Dataset items:
-=-=-

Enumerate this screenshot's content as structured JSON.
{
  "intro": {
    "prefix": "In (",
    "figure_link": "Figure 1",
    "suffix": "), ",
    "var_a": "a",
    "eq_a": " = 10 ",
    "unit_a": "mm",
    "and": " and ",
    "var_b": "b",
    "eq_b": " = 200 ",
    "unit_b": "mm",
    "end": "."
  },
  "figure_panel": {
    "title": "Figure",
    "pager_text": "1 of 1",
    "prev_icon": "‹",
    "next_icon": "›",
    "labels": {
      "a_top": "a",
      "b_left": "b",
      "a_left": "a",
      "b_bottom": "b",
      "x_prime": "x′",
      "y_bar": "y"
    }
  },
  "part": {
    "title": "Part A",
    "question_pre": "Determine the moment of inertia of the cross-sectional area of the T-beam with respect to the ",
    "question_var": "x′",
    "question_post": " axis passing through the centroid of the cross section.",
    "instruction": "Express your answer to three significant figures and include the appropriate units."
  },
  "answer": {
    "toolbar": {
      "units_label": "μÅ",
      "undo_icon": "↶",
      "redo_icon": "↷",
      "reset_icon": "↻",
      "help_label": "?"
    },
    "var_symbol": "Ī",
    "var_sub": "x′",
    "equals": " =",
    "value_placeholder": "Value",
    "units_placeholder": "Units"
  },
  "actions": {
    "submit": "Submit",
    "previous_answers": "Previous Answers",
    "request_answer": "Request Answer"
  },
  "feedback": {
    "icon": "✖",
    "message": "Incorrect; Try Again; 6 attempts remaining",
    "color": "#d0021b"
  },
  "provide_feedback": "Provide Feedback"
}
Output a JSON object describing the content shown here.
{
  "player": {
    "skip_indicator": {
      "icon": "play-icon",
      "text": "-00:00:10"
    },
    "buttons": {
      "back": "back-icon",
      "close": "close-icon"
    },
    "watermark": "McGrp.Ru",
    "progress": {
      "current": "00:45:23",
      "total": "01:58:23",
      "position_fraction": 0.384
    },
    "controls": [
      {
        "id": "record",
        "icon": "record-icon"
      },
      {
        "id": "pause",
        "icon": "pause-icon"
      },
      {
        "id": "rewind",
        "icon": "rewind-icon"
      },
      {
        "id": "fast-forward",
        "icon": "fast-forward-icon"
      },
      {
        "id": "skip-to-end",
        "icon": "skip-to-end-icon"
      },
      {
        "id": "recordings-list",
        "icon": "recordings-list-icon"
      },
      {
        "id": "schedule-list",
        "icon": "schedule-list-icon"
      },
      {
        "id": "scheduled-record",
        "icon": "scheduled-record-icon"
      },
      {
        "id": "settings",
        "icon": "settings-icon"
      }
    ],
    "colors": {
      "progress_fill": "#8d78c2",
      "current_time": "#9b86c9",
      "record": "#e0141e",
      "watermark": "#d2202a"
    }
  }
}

-=-=-

- _Exercise directions_
Extract the complete data, matching each line exactly.

- _Written reply_
Enumerate this screenshot's content as structured JSON.
{
  "intro": {
    "prefix": "In (",
    "figure_link": "Figure 1",
    "suffix": "), ",
    "var_a": "a",
    "eq_a": " = 10 ",
    "unit_a": "mm",
    "and": " and ",
    "var_b": "b",
    "eq_b": " = 200 ",
    "unit_b": "mm",
    "end": "."
  },
  "figure_panel": {
    "title": "Figure",
    "pager_text": "1 of 1",
    "prev_icon": "‹",
    "next_icon": "›",
    "labels": {
      "a_top": "a",
      "b_left": "b",
      "a_left": "a",
      "b_bottom": "b",
      "x_prime": "x′",
      "y_bar": "y"
    }
  },
  "part": {
    "title": "Part A",
    "question_pre": "Determine the moment of inertia of the cross-sectional area of the T-beam with respect to the ",
    "question_var": "x′",
    "question_post": " axis passing through the centroid of the cross section.",
    "instruction": "Express your answer to three significant figures and include the appropriate units."
  },
  "answer": {
    "toolbar": {
      "units_label": "μÅ",
      "undo_icon": "↶",
      "redo_icon": "↷",
      "reset_icon": "↻",
      "help_label": "?"
    },
    "var_symbol": "Ī",
    "var_sub": "x′",
    "equals": " =",
    "value_placeholder": "Value",
    "units_placeholder": "Units"
  },
  "actions": {
    "submit": "Submit",
    "previous_answers": "Previous Answers",
    "request_answer": "Request Answer"
  },
  "feedback": {
    "icon": "✖",
    "message": "Incorrect; Try Again; 6 attempts remaining",
    "color": "#d0021b"
  },
  "provide_feedback": "Provide Feedback"
}
Output a JSON object describing the content shown here.
{
  "player": {
    "skip_indicator": {
      "icon": "play-icon",
      "text": "-00:00:10"
    },
    "buttons": {
      "back": "back-icon",
      "close": "close-icon"
    },
    "watermark": "McGrp.Ru",
    "progress": {
      "current": "00:45:23",
      "total": "01:58:23",
      "position_fraction": 0.384
    },
    "controls": [
      {
        "id": "record",
        "icon": "record-icon"
      },
      {
        "id": "pause",
        "icon": "pause-icon"
      },
      {
        "id": "rewind",
        "icon": "rewind-icon"
      },
      {
        "id": "fast-forward",
        "icon": "fast-forward-icon"
      },
      {
        "id": "skip-to-end",
        "icon": "skip-to-end-icon"
      },
      {
        "id": "recordings-list",
        "icon": "recordings-list-icon"
      },
      {
        "id": "schedule-list",
        "icon": "schedule-list-icon"
      },
      {
        "id": "scheduled-record",
        "icon": "scheduled-record-icon"
      },
      {
        "id": "settings",
        "icon": "settings-icon"
      }
    ],
    "colors": {
      "progress_fill": "#8d78c2",
      "current_time": "#9b86c9",
      "record": "#e0141e",
      "watermark": "#d2202a"
    }
  }
}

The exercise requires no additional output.